SUPPLIED ENTRIES>
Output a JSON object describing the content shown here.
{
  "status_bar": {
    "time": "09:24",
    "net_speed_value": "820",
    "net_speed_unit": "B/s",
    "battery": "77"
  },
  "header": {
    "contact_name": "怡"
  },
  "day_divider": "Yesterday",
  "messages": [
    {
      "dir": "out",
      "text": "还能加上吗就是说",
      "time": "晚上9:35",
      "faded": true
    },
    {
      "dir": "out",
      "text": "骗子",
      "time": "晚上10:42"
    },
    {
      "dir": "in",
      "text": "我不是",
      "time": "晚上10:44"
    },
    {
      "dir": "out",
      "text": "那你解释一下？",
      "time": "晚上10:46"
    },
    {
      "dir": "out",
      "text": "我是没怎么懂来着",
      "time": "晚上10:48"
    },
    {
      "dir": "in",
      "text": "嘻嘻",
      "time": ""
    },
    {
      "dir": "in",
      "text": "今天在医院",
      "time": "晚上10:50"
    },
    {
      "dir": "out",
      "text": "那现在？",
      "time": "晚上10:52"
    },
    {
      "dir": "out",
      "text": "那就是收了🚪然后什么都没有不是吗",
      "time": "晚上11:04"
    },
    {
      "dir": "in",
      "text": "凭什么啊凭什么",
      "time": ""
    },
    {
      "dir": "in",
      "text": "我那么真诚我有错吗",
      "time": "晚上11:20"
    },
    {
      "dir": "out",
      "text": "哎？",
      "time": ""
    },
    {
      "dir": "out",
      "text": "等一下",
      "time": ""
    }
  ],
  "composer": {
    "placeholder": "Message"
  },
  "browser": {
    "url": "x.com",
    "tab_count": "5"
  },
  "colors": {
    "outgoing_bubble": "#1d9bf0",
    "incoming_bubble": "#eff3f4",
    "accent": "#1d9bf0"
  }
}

EXERCISE BRIEF>
The entries above should be repeated exactly, every one of them.

EXERCISE SOLUTION>
Output a JSON object describing the content shown here.
{
  "status_bar": {
    "time": "09:24",
    "net_speed_value": "820",
    "net_speed_unit": "B/s",
    "battery": "77"
  },
  "header": {
    "contact_name": "怡"
  },
  "day_divider": "Yesterday",
  "messages": [
    {
      "dir": "out",
      "text": "还能加上吗就是说",
      "time": "晚上9:35",
      "faded": true
    },
    {
      "dir": "out",
      "text": "骗子",
      "time": "晚上10:42"
    },
    {
      "dir": "in",
      "text": "我不是",
      "time": "晚上10:44"
    },
    {
      "dir": "out",
      "text": "那你解释一下？",
      "time": "晚上10:46"
    },
    {
      "dir": "out",
      "text": "我是没怎么懂来着",
      "time": "晚上10:48"
    },
    {
      "dir": "in",
      "text": "嘻嘻",
      "time": ""
    },
    {
      "dir": "in",
      "text": "今天在医院",
      "time": "晚上10:50"
    },
    {
      "dir": "out",
      "text": "那现在？",
      "time": "晚上10:52"
    },
    {
      "dir": "out",
      "text": "那就是收了🚪然后什么都没有不是吗",
      "time": "晚上11:04"
    },
    {
      "dir": "in",
      "text": "凭什么啊凭什么",
      "time": ""
    },
    {
      "dir": "in",
      "text": "我那么真诚我有错吗",
      "time": "晚上11:20"
    },
    {
      "dir": "out",
      "text": "哎？",
      "time": ""
    },
    {
      "dir": "out",
      "text": "等一下",
      "time": ""
    }
  ],
  "composer": {
    "placeholder": "Message"
  },
  "browser": {
    "url": "x.com",
    "tab_count": "5"
  },
  "colors": {
    "outgoing_bubble": "#1d9bf0",
    "incoming_bubble": "#eff3f4",
    "accent": "#1d9bf0"
  }
}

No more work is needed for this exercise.